## Exercise objective
In the abstract on curcumin and periodontitis, explain what the pathway enrichment, gene ontology, and protein–protein interaction analyses made possible. Answer in one to three sentences.

Molecular mechanism of curcumin on periodontitis: A pharmacological network study

Abstract

ObjectiveThis study aimed to identify the molecular mechanism of curcumin on periodontitis based on a pharmacological network strategy. MethodsThe potential therapeutic targets of curcumin and differentially expressed genes in periodontitis were identified. Subsequently, we extracted the molecules in common and analyzed them. A metabolic pathway enrichment and gene ontology analysis were performed and the protein–protein interaction network was inferred. These analyses allowed the identification of key proteins. Finally, a molecular docking of the main key proteins was performed with curcumin. ResultsOur results showed that 55 genes are differentially expressed in periodontitis and are potential targets of curcumin. In addition, we observed that these genes participate in cell motility and immune response and are related to chemokine receptors (CXCRs) and enzymatic activity, such as arachidonate 5-lipoxygenase (ALOX5). We identified six key proteins, IL1B, CXCL8, CD44, MMP2, EGFR, and ITGAM; molecular docking revealed that these six proteins spontaneously bind to curcumin. ConclusionThe results of this study helps us understand the molecular mechanism of curcumin in periodontitis. We propose that curcumin affects proinflammatory cytokines, ALOX5, and cell migration through chemokine receptors and acts on the cell membrane. Additionally, we identified six key proteins that are essential in this mechanism, all of which spontaneously bind to curcumin.

Dataset entries:
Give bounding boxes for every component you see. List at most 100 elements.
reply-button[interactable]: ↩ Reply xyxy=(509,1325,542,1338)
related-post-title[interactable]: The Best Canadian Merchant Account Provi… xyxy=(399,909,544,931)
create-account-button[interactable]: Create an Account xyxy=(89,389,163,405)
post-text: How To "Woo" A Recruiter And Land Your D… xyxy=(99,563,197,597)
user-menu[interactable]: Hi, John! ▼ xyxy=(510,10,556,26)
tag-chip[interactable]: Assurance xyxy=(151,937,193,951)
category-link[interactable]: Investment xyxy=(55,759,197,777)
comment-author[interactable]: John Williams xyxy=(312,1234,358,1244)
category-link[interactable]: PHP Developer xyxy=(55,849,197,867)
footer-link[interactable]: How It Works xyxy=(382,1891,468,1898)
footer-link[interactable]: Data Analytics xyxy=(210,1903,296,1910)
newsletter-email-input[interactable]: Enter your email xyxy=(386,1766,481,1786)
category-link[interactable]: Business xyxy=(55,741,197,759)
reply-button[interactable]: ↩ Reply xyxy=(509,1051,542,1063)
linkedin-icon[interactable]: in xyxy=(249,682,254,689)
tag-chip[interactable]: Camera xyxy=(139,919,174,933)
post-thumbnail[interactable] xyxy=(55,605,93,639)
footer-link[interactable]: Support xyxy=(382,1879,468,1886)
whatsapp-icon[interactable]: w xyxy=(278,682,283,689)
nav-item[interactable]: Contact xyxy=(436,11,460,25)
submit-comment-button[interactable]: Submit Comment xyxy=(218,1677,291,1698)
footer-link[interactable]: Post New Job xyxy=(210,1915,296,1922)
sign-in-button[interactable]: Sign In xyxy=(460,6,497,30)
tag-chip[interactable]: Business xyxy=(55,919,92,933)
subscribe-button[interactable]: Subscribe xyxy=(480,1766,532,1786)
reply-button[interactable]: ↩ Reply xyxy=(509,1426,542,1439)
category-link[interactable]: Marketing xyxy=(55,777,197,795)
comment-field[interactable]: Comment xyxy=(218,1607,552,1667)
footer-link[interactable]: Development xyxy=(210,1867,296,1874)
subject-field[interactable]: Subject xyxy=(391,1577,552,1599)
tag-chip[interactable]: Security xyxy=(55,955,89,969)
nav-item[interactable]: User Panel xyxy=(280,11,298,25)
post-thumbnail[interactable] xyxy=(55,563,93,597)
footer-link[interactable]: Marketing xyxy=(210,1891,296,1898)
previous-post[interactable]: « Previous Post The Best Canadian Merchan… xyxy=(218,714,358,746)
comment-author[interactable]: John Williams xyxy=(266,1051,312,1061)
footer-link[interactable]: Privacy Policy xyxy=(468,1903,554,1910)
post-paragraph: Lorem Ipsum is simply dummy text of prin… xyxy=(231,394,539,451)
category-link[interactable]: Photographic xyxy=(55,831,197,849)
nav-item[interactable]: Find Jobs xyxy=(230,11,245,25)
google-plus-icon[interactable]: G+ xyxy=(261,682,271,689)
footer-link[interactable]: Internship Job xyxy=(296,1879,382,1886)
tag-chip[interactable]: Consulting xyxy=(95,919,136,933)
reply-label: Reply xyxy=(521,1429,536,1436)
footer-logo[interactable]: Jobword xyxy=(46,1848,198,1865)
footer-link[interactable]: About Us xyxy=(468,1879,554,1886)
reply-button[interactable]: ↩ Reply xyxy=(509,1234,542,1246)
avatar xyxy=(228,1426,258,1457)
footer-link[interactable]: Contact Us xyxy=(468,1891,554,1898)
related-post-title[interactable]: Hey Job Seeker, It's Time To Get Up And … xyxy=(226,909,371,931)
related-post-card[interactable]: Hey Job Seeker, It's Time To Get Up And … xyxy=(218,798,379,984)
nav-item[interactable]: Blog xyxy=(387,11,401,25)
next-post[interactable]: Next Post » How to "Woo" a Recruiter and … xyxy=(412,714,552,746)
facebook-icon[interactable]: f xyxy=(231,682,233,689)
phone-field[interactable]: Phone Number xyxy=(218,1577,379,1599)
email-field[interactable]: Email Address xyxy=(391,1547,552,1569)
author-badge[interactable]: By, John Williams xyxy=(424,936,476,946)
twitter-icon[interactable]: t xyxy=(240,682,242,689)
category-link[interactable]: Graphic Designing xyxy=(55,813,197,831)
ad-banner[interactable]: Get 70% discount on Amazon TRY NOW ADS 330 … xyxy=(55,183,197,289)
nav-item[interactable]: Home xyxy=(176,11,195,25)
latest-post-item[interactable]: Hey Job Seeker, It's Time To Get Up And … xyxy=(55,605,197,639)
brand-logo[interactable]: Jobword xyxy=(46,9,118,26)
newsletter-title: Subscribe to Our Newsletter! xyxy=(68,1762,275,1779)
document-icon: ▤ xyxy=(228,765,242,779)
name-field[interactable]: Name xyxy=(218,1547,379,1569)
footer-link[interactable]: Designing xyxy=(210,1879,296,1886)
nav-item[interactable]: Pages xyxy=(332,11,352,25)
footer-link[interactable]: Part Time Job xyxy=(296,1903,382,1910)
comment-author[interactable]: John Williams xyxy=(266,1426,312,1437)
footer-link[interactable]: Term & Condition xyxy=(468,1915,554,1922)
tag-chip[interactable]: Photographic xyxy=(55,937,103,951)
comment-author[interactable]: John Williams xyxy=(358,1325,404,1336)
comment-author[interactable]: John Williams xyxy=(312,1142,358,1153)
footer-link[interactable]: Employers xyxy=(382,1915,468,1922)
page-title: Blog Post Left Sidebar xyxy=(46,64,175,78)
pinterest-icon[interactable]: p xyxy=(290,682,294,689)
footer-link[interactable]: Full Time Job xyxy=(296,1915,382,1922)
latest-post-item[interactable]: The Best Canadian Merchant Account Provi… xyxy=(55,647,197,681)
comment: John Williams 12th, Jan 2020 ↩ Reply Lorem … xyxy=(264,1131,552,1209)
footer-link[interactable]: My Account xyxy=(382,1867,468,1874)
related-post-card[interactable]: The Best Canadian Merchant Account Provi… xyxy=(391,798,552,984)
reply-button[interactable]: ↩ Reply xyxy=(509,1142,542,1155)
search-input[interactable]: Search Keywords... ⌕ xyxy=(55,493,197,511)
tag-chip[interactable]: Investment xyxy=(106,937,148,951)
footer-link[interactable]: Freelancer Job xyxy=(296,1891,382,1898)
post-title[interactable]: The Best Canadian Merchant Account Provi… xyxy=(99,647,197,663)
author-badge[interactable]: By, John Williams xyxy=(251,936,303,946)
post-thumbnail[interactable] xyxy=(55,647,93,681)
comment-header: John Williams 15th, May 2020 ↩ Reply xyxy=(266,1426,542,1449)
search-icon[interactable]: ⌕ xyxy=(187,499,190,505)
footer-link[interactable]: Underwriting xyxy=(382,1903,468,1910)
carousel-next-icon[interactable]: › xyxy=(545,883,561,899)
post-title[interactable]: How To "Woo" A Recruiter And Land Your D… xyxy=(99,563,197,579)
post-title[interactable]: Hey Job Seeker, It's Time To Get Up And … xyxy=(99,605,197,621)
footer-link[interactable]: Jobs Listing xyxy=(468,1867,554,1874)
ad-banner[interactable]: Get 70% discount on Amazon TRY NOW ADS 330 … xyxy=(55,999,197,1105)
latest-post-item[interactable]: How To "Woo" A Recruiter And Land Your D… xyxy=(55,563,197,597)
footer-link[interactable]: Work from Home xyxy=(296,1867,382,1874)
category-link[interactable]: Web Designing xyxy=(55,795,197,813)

## Solution below
These analyses allowed the identification of key proteins. The study identified six: IL1B, CXCL8, CD44, MMP2, EGFR, and ITGAM. Molecular docking then showed that all six spontaneously bind to curcumin.